Ildikó Rejtő (also known as Györgyné Sági, formerly Jenőné Újlaky; born 11 May 1937) is a retired Hungarian two-time Olympic and five-time World Champion foil fencer.

Early and personal life
She was born in Budapest, Hungary, and is Jewish. She was born deaf. She had had scoliosis since she was a teenager, which caused her father to enroll her in fencing lessons, in order to help straighten her back.

Career highlights 
Because she was deaf, when she started fencing at age 15 she learned by reading written instructions from her coaches.

She won the junior girls world foil championship in 1956–57, and was the Hungarian women's foil champion in 1958. She was the Hungarian Sportswoman of the Year in 1963 and 1964.

She represented Hungary in every Olympics from 1960 to 1976 and won seven Olympic medals, two gold (one each in foil individual and foil team), three silver (three foil team), and two bronze (one each in foil individual and foil team). At the 1960 Olympics in Rome at the age of 23, she won a team silver medal in women's foil. At the 1964 Olympics in Tokyo at the age of 27, she won both an individual and a team gold medal in women's foil. At the 1968 Olympics in Mexico City at the age of 31, she won an individual bronze medal and a team silver medal in women's foil.  At the 1972 Olympics in Munich at the age of 35, she won a team silver medal in women's foil. At the 1976 Olympics in Montreal at the age of 39, she won a team bronze medal in women's foil.

She won the 1963 individual foil World Fencing Championships title, and the 1962, 1967, and 1973 team foil World Championships titles.

As a senior, she won the women's foil competition at the World Veterans Championships in 1999.

Rejtő was inducted as a member of the International Jewish Sports Hall of Fame.

[Task requirements] Transcribe the passage of the Ildikó Rejtő biography that starts with "She won the junior" and goes on through "1963 and 1964.", keeping every word unchanged.

[Material]
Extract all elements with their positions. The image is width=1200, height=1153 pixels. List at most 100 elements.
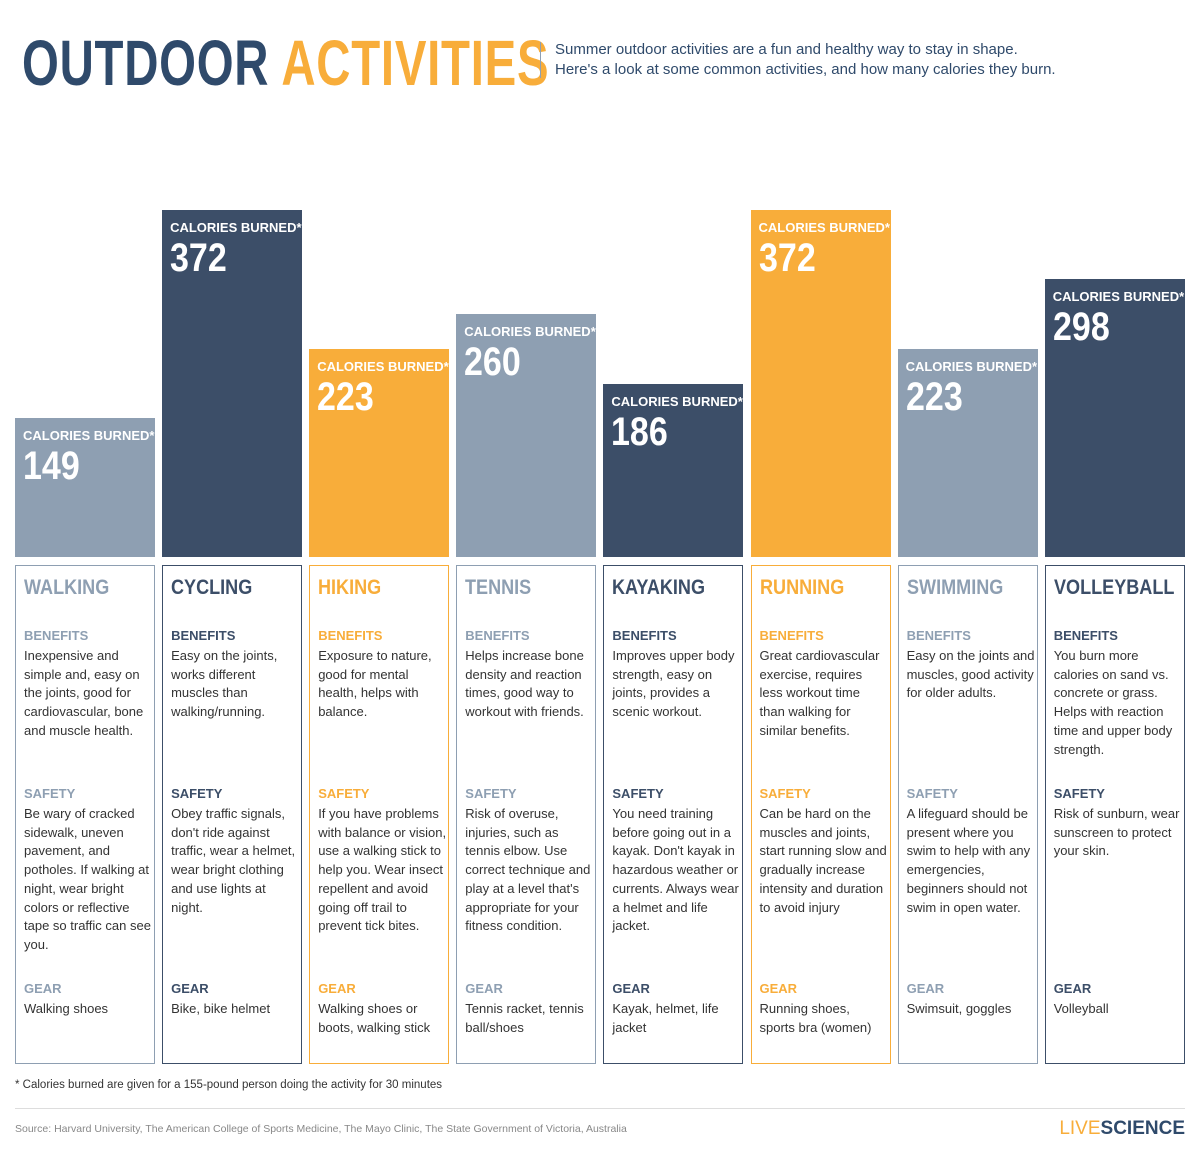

[Result of the task]
She won the junior girls world foil championship in 1956–57, and was the Hungarian women's foil champion in 1958. She was the Hungarian Sportswoman of the Year in 1963 and 1964.